RECORDS SUPPLIED:
....................
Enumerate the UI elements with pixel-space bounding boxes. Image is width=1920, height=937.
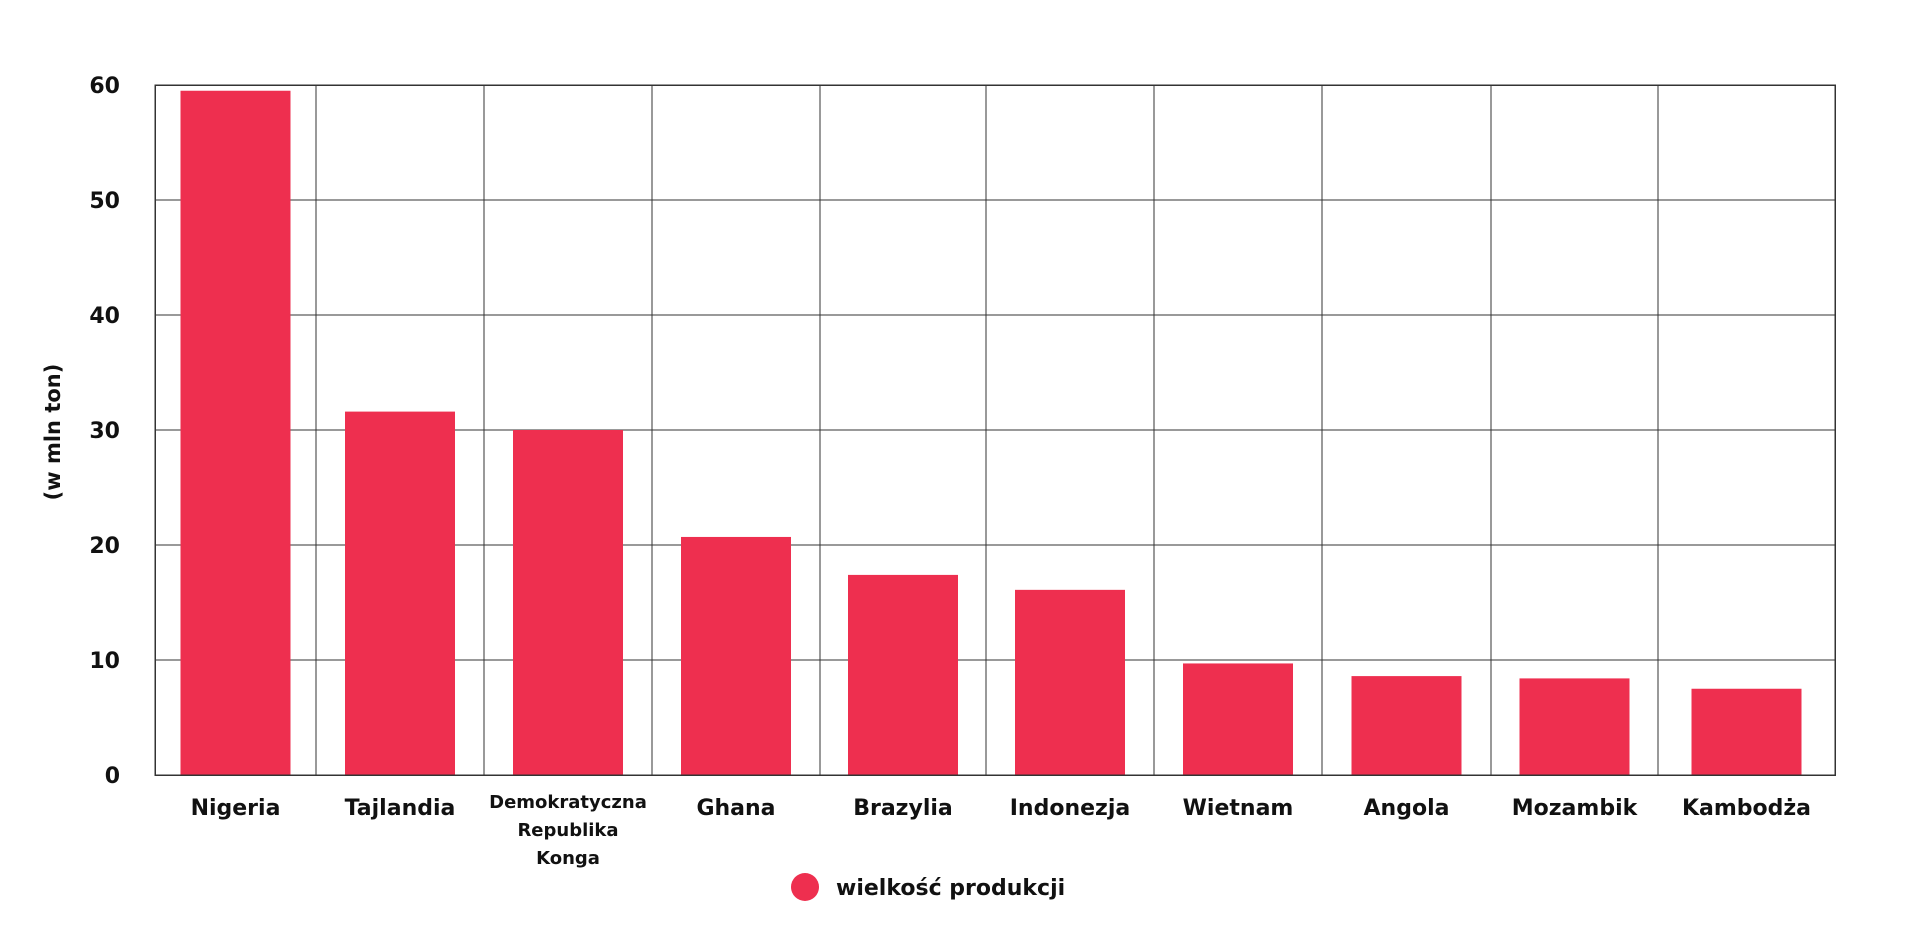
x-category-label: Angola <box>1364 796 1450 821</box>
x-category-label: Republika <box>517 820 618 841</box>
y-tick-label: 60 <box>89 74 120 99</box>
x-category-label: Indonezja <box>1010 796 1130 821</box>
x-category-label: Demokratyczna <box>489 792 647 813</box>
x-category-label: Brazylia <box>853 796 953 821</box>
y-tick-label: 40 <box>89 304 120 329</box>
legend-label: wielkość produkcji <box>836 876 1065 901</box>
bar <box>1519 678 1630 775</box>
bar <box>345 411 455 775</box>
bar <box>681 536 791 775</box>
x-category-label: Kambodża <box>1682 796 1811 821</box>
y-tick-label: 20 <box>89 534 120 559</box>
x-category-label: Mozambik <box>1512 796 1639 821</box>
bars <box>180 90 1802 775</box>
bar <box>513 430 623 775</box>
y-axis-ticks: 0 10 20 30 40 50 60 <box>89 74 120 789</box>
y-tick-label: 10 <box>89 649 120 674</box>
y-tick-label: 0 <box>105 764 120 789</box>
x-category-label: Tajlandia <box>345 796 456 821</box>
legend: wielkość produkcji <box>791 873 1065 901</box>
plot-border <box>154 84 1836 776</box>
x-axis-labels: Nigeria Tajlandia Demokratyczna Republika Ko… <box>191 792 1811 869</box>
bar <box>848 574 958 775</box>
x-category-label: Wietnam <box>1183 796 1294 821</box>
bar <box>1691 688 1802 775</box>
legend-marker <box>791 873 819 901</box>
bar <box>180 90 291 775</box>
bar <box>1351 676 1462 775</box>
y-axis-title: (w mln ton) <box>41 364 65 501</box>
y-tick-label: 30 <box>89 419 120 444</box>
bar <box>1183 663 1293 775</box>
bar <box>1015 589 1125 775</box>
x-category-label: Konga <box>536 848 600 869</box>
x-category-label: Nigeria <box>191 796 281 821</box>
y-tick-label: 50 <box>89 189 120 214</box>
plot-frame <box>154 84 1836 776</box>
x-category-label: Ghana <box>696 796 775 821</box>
....................
YOUR INSTRUCTIONS:
Rewrite the entries above with "y-tick-label" switched to "axis-tick" everywhere and nothing else changed, leaving out the pictures.

RESPONSE TO THIS TASK:
Enumerate the UI elements with pixel-space bounding boxes. Image is width=1920, height=937.
x-category-label: Angola <box>1364 796 1450 821</box>
x-category-label: Republika <box>517 820 618 841</box>
axis-tick: 60 <box>89 74 120 99</box>
x-category-label: Indonezja <box>1010 796 1130 821</box>
x-category-label: Demokratyczna <box>489 792 647 813</box>
x-category-label: Brazylia <box>853 796 953 821</box>
axis-tick: 40 <box>89 304 120 329</box>
legend-label: wielkość produkcji <box>836 876 1065 901</box>
bar <box>1519 678 1630 775</box>
bar <box>345 411 455 775</box>
bar <box>681 536 791 775</box>
x-category-label: Kambodża <box>1682 796 1811 821</box>
axis-tick: 20 <box>89 534 120 559</box>
x-category-label: Mozambik <box>1512 796 1639 821</box>
bars <box>180 90 1802 775</box>
bar <box>513 430 623 775</box>
y-axis-ticks: 0 10 20 30 40 50 60 <box>89 74 120 789</box>
axis-tick: 10 <box>89 649 120 674</box>
axis-tick: 0 <box>105 764 120 789</box>
x-category-label: Tajlandia <box>345 796 456 821</box>
legend: wielkość produkcji <box>791 873 1065 901</box>
plot-border <box>154 84 1836 776</box>
x-axis-labels: Nigeria Tajlandia Demokratyczna Republika Ko… <box>191 792 1811 869</box>
bar <box>848 574 958 775</box>
x-category-label: Wietnam <box>1183 796 1294 821</box>
bar <box>1691 688 1802 775</box>
legend-marker <box>791 873 819 901</box>
bar <box>180 90 291 775</box>
bar <box>1351 676 1462 775</box>
y-axis-title: (w mln ton) <box>41 364 65 501</box>
axis-tick: 30 <box>89 419 120 444</box>
bar <box>1183 663 1293 775</box>
bar <box>1015 589 1125 775</box>
x-category-label: Konga <box>536 848 600 869</box>
x-category-label: Nigeria <box>191 796 281 821</box>
axis-tick: 50 <box>89 189 120 214</box>
plot-frame <box>154 84 1836 776</box>
x-category-label: Ghana <box>696 796 775 821</box>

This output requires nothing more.